-- Problem statement --
Check each line of the entries below for the string "label" and state how many lines have it, with no other text.

·····

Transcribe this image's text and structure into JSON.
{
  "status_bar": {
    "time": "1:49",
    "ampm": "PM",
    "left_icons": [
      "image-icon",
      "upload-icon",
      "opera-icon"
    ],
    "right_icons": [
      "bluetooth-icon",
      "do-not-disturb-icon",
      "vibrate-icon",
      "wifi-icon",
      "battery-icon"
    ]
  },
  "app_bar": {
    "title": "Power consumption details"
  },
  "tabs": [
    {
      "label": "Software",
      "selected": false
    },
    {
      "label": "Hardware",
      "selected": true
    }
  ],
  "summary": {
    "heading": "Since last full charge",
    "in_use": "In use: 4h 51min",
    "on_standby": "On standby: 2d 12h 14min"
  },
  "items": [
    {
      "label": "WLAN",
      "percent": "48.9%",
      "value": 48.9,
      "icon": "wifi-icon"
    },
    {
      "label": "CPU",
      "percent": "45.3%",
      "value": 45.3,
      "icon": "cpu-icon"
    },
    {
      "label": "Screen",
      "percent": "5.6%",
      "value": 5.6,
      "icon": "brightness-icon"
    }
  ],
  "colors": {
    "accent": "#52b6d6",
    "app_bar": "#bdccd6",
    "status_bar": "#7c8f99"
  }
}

·····

-- Written response --
5